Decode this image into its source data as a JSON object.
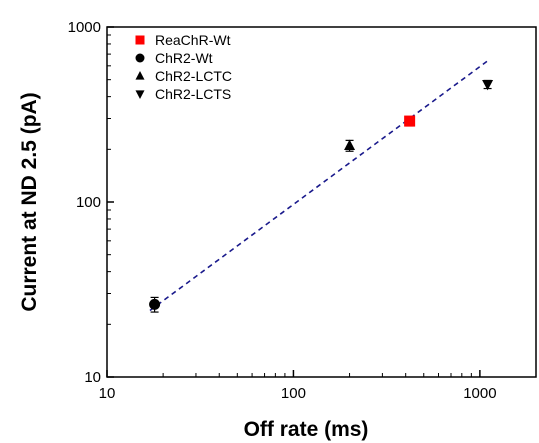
{
  "chart_data": {
    "type": "scatter",
    "xlabel": "Off rate (ms)",
    "ylabel": "Current at ND 2.5 (pA)",
    "xscale": "log",
    "yscale": "log",
    "xlim": [
      10,
      2000
    ],
    "ylim": [
      10,
      1000
    ],
    "x_ticks": [
      {
        "value": 10,
        "label": "10"
      },
      {
        "value": 100,
        "label": "100"
      },
      {
        "value": 1000,
        "label": "1000"
      }
    ],
    "y_ticks": [
      {
        "value": 10,
        "label": "10"
      },
      {
        "value": 100,
        "label": "100"
      },
      {
        "value": 1000,
        "label": "1000"
      }
    ],
    "grid": false,
    "legend_position": "top-left",
    "series": [
      {
        "name": "ReaChR-Wt",
        "marker": "square",
        "color": "#ff0000",
        "points": [
          {
            "x": 420,
            "y": 290,
            "yerr": 18
          }
        ]
      },
      {
        "name": "ChR2-Wt",
        "marker": "circle",
        "color": "#000000",
        "points": [
          {
            "x": 18,
            "y": 26,
            "yerr": 2.5
          }
        ]
      },
      {
        "name": "ChR2-LCTC",
        "marker": "triangle-up",
        "color": "#000000",
        "points": [
          {
            "x": 200,
            "y": 210,
            "yerr": 15
          }
        ]
      },
      {
        "name": "ChR2-LCTS",
        "marker": "triangle-down",
        "color": "#000000",
        "points": [
          {
            "x": 1100,
            "y": 470,
            "yerr": 25
          }
        ]
      }
    ],
    "fit_line": {
      "style": "dashed",
      "color": "#1a1a8c",
      "x": [
        17,
        1100
      ],
      "y": [
        24,
        640
      ]
    }
  }
}
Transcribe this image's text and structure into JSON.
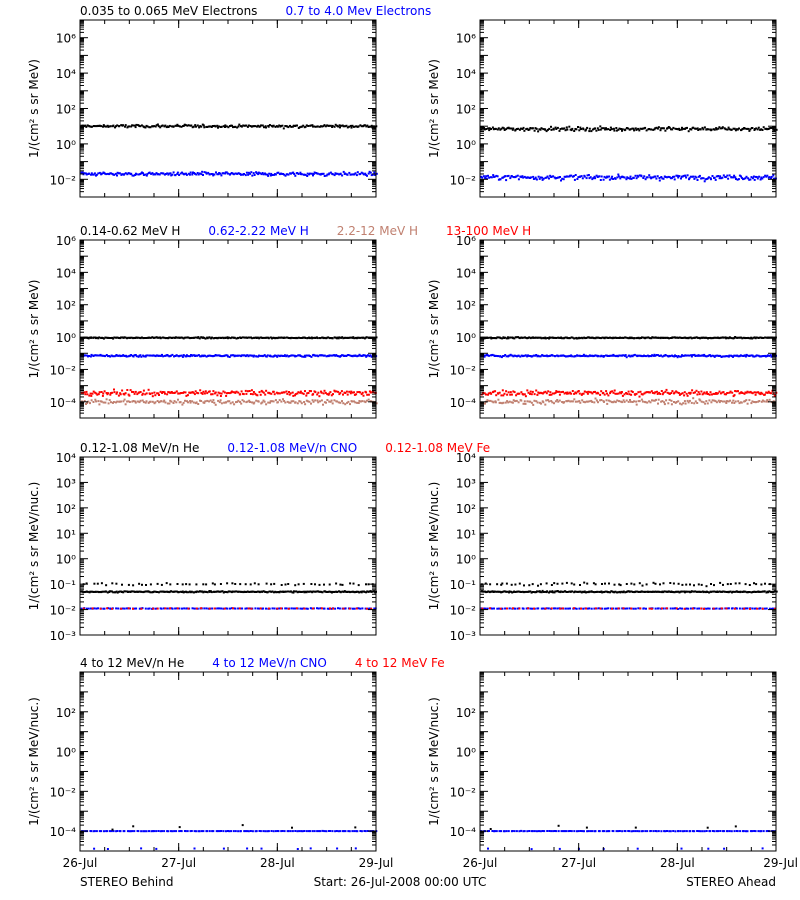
{
  "colors": {
    "black": "#000000",
    "blue": "#0000ff",
    "salmon": "#c08070",
    "red": "#ff0000"
  },
  "footer": {
    "left": "STEREO Behind",
    "center": "Start: 26-Jul-2008 00:00 UTC",
    "right": "STEREO Ahead"
  },
  "x_axis": {
    "range_days": [
      0,
      3
    ],
    "ticks": [
      {
        "value": 0,
        "label": "26-Jul"
      },
      {
        "value": 1,
        "label": "27-Jul"
      },
      {
        "value": 2,
        "label": "28-Jul"
      },
      {
        "value": 3,
        "label": "29-Jul"
      }
    ]
  },
  "chart_data": [
    {
      "type": "scatter",
      "row": "electrons",
      "ylabel": "1/(cm² s sr MeV)",
      "yscale": "log",
      "ylim_log10": [
        -3,
        7
      ],
      "yticks": [
        {
          "exp": -2,
          "label": "10⁻²"
        },
        {
          "exp": 0,
          "label": "10⁰"
        },
        {
          "exp": 2,
          "label": "10²"
        },
        {
          "exp": 4,
          "label": "10⁴"
        },
        {
          "exp": 6,
          "label": "10⁶"
        }
      ],
      "legend": [
        {
          "text": "0.035 to 0.065 MeV Electrons",
          "color": "#000000"
        },
        {
          "text": "0.7 to 4.0 Mev Electrons",
          "color": "#0000ff"
        }
      ],
      "panels": [
        {
          "spacecraft": "STEREO Behind",
          "series": [
            {
              "color": "#000000",
              "level": 10,
              "spread": 0.07,
              "density": 240
            },
            {
              "color": "#0000ff",
              "level": 0.02,
              "spread": 0.09,
              "density": 260
            }
          ]
        },
        {
          "spacecraft": "STEREO Ahead",
          "series": [
            {
              "color": "#000000",
              "level": 7,
              "spread": 0.09,
              "density": 240
            },
            {
              "color": "#0000ff",
              "level": 0.013,
              "spread": 0.12,
              "density": 260
            }
          ]
        }
      ]
    },
    {
      "type": "scatter",
      "row": "protons",
      "ylabel": "1/(cm² s sr MeV)",
      "yscale": "log",
      "ylim_log10": [
        -5,
        6
      ],
      "yticks": [
        {
          "exp": -4,
          "label": "10⁻⁴"
        },
        {
          "exp": -2,
          "label": "10⁻²"
        },
        {
          "exp": 0,
          "label": "10⁰"
        },
        {
          "exp": 2,
          "label": "10²"
        },
        {
          "exp": 4,
          "label": "10⁴"
        },
        {
          "exp": 6,
          "label": "10⁶"
        }
      ],
      "legend": [
        {
          "text": "0.14-0.62 MeV H",
          "color": "#000000"
        },
        {
          "text": "0.62-2.22 MeV H",
          "color": "#0000ff"
        },
        {
          "text": "2.2-12 MeV H",
          "color": "#c08070"
        },
        {
          "text": "13-100 MeV H",
          "color": "#ff0000"
        }
      ],
      "panels": [
        {
          "spacecraft": "STEREO Behind",
          "series": [
            {
              "color": "#000000",
              "level": 0.9,
              "spread": 0.03,
              "density": 260
            },
            {
              "color": "#0000ff",
              "level": 0.07,
              "spread": 0.05,
              "density": 260
            },
            {
              "color": "#c08070",
              "level": 0.0001,
              "spread": 0.12,
              "density": 200
            },
            {
              "color": "#ff0000",
              "level": 0.00035,
              "spread": 0.14,
              "density": 240
            }
          ]
        },
        {
          "spacecraft": "STEREO Ahead",
          "series": [
            {
              "color": "#000000",
              "level": 0.9,
              "spread": 0.03,
              "density": 260
            },
            {
              "color": "#0000ff",
              "level": 0.07,
              "spread": 0.05,
              "density": 260
            },
            {
              "color": "#c08070",
              "level": 0.0001,
              "spread": 0.12,
              "density": 200
            },
            {
              "color": "#ff0000",
              "level": 0.00035,
              "spread": 0.14,
              "density": 240
            }
          ]
        }
      ]
    },
    {
      "type": "scatter",
      "row": "heavy-ions-low",
      "ylabel": "1/(cm² s sr MeV/nuc.)",
      "yscale": "log",
      "ylim_log10": [
        -3,
        4
      ],
      "yticks": [
        {
          "exp": -3,
          "label": "10⁻³"
        },
        {
          "exp": -2,
          "label": "10⁻²"
        },
        {
          "exp": -1,
          "label": "10⁻¹"
        },
        {
          "exp": 0,
          "label": "10⁰"
        },
        {
          "exp": 1,
          "label": "10¹"
        },
        {
          "exp": 2,
          "label": "10²"
        },
        {
          "exp": 3,
          "label": "10³"
        },
        {
          "exp": 4,
          "label": "10⁴"
        }
      ],
      "legend": [
        {
          "text": "0.12-1.08 MeV/n He",
          "color": "#000000"
        },
        {
          "text": "0.12-1.08 MeV/n CNO",
          "color": "#0000ff"
        },
        {
          "text": "0.12-1.08 MeV Fe",
          "color": "#ff0000"
        }
      ],
      "panels": [
        {
          "spacecraft": "STEREO Behind",
          "series": [
            {
              "color": "#000000",
              "level": 0.05,
              "spread": 0.02,
              "density": 260
            },
            {
              "color": "#000000",
              "level": 0.1,
              "spread": 0.04,
              "density": 60
            },
            {
              "color": "#0000ff",
              "level": 0.011,
              "spread": 0.01,
              "density": 140
            },
            {
              "color": "#ff0000",
              "level": 0.011,
              "spread": 0.01,
              "density": 40
            }
          ]
        },
        {
          "spacecraft": "STEREO Ahead",
          "series": [
            {
              "color": "#000000",
              "level": 0.05,
              "spread": 0.02,
              "density": 260
            },
            {
              "color": "#000000",
              "level": 0.1,
              "spread": 0.05,
              "density": 70
            },
            {
              "color": "#0000ff",
              "level": 0.011,
              "spread": 0.01,
              "density": 140
            },
            {
              "color": "#ff0000",
              "level": 0.011,
              "spread": 0.01,
              "density": 40
            }
          ]
        }
      ]
    },
    {
      "type": "scatter",
      "row": "heavy-ions-high",
      "ylabel": "1/(cm² s sr MeV/nuc.)",
      "yscale": "log",
      "ylim_log10": [
        -5,
        4
      ],
      "yticks": [
        {
          "exp": -4,
          "label": "10⁻⁴"
        },
        {
          "exp": -2,
          "label": "10⁻²"
        },
        {
          "exp": 0,
          "label": "10⁰"
        },
        {
          "exp": 2,
          "label": "10²"
        }
      ],
      "legend": [
        {
          "text": "4 to 12 MeV/n He",
          "color": "#000000"
        },
        {
          "text": "4 to 12 MeV/n CNO",
          "color": "#0000ff"
        },
        {
          "text": "4 to 12 MeV Fe",
          "color": "#ff0000"
        }
      ],
      "panels": [
        {
          "spacecraft": "STEREO Behind",
          "series": [
            {
              "color": "#0000ff",
              "level": 0.0001,
              "spread": 0.005,
              "density": 150
            },
            {
              "color": "#000000",
              "level": 0.00015,
              "spread": 0.08,
              "density": 6
            },
            {
              "color": "#0000ff",
              "level": 1.3e-05,
              "spread": 0.02,
              "density": 12
            }
          ]
        },
        {
          "spacecraft": "STEREO Ahead",
          "series": [
            {
              "color": "#0000ff",
              "level": 0.0001,
              "spread": 0.005,
              "density": 150
            },
            {
              "color": "#000000",
              "level": 0.00015,
              "spread": 0.08,
              "density": 6
            },
            {
              "color": "#0000ff",
              "level": 1.3e-05,
              "spread": 0.02,
              "density": 10
            }
          ]
        }
      ]
    }
  ]
}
+---+
TASK TO COMPLETE: Lines that include the word "heavy" are to be extracted from the data above.

EXERCISE SOLUTION:
      "row": "heavy-ions-low",
      "row": "heavy-ions-high",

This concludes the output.